● What you need to do
Transcribe the entries that follow, word for word.

● Input
________________________________________

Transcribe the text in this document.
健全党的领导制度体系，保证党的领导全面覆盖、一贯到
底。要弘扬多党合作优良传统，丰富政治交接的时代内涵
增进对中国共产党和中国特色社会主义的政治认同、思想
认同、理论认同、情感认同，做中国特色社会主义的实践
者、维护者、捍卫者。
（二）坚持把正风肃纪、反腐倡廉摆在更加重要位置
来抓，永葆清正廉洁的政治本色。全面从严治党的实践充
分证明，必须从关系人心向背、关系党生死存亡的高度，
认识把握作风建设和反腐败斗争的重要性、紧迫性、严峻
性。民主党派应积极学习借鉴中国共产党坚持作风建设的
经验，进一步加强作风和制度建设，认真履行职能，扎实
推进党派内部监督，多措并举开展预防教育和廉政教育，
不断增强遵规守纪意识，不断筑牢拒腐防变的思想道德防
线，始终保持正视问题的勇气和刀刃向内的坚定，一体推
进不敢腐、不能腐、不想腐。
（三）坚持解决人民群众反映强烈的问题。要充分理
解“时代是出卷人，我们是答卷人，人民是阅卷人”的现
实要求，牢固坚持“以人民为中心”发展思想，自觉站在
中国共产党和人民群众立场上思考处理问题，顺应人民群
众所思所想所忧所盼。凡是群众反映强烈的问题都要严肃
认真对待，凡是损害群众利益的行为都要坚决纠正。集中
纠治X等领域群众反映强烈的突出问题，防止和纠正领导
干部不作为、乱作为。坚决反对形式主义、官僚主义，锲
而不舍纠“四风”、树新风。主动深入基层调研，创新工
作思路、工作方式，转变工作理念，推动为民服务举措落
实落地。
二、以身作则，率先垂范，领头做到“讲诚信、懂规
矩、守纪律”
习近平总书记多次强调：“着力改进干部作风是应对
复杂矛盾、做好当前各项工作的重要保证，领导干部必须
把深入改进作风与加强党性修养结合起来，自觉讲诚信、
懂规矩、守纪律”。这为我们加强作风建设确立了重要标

________________________________________

● Solution to the problem
Transcribe the text in this document.
健全党的领导制度体系，保证党的领导全面覆盖、一贯到
底。要弘扬多党合作优良传统，丰富政治交接的时代内涵
增进对中国共产党和中国特色社会主义的政治认同、思想
认同、理论认同、情感认同，做中国特色社会主义的实践
者、维护者、捍卫者。
（二）坚持把正风肃纪、反腐倡廉摆在更加重要位置
来抓，永葆清正廉洁的政治本色。全面从严治党的实践充
分证明，必须从关系人心向背、关系党生死存亡的高度，
认识把握作风建设和反腐败斗争的重要性、紧迫性、严峻
性。民主党派应积极学习借鉴中国共产党坚持作风建设的
经验，进一步加强作风和制度建设，认真履行职能，扎实
推进党派内部监督，多措并举开展预防教育和廉政教育，
不断增强遵规守纪意识，不断筑牢拒腐防变的思想道德防
线，始终保持正视问题的勇气和刀刃向内的坚定，一体推
进不敢腐、不能腐、不想腐。
（三）坚持解决人民群众反映强烈的问题。要充分理
解“时代是出卷人，我们是答卷人，人民是阅卷人”的现
实要求，牢固坚持“以人民为中心”发展思想，自觉站在
中国共产党和人民群众立场上思考处理问题，顺应人民群
众所思所想所忧所盼。凡是群众反映强烈的问题都要严肃
认真对待，凡是损害群众利益的行为都要坚决纠正。集中
纠治X等领域群众反映强烈的突出问题，防止和纠正领导
干部不作为、乱作为。坚决反对形式主义、官僚主义，锲
而不舍纠“四风”、树新风。主动深入基层调研，创新工
作思路、工作方式，转变工作理念，推动为民服务举措落
实落地。
二、以身作则，率先垂范，领头做到“讲诚信、懂规
矩、守纪律”
习近平总书记多次强调：“着力改进干部作风是应对
复杂矛盾、做好当前各项工作的重要保证，领导干部必须
把深入改进作风与加强党性修养结合起来，自觉讲诚信、
懂规矩、守纪律”。这为我们加强作风建设确立了重要标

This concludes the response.